▶ DATASET EXCERPTS
** start **
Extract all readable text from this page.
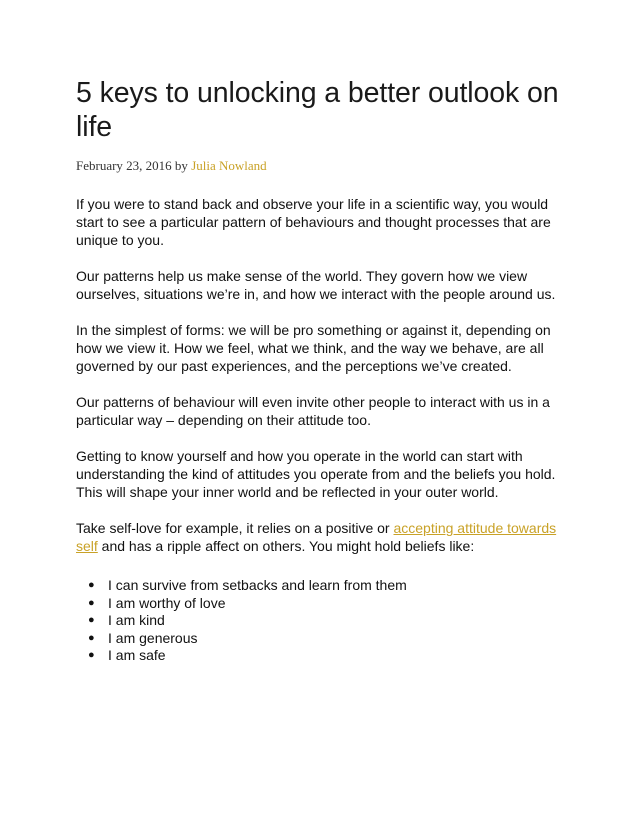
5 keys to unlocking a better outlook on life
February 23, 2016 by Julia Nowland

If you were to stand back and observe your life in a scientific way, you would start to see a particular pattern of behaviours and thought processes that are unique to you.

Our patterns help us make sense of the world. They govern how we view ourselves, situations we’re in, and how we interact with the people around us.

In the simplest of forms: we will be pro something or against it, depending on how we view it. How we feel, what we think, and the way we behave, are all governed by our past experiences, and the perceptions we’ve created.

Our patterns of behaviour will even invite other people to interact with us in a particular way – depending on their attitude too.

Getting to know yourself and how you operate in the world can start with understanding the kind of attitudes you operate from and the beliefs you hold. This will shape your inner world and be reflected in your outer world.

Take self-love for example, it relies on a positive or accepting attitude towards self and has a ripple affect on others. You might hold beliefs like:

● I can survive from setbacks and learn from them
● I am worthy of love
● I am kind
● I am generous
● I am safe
** end **
▶ GIVEN REQUEST
Every line should be retyped exactly, with the pictures omitted.

▶ TASK ANSWER
Extract all readable text from this page.
5 keys to unlocking a better outlook on life
February 23, 2016 by Julia Nowland

If you were to stand back and observe your life in a scientific way, you would start to see a particular pattern of behaviours and thought processes that are unique to you.

Our patterns help us make sense of the world. They govern how we view ourselves, situations we’re in, and how we interact with the people around us.

In the simplest of forms: we will be pro something or against it, depending on how we view it. How we feel, what we think, and the way we behave, are all governed by our past experiences, and the perceptions we’ve created.

Our patterns of behaviour will even invite other people to interact with us in a particular way – depending on their attitude too.

Getting to know yourself and how you operate in the world can start with understanding the kind of attitudes you operate from and the beliefs you hold. This will shape your inner world and be reflected in your outer world.

Take self-love for example, it relies on a positive or accepting attitude towards self and has a ripple affect on others. You might hold beliefs like:

● I can survive from setbacks and learn from them
● I am worthy of love
● I am kind
● I am generous
● I am safe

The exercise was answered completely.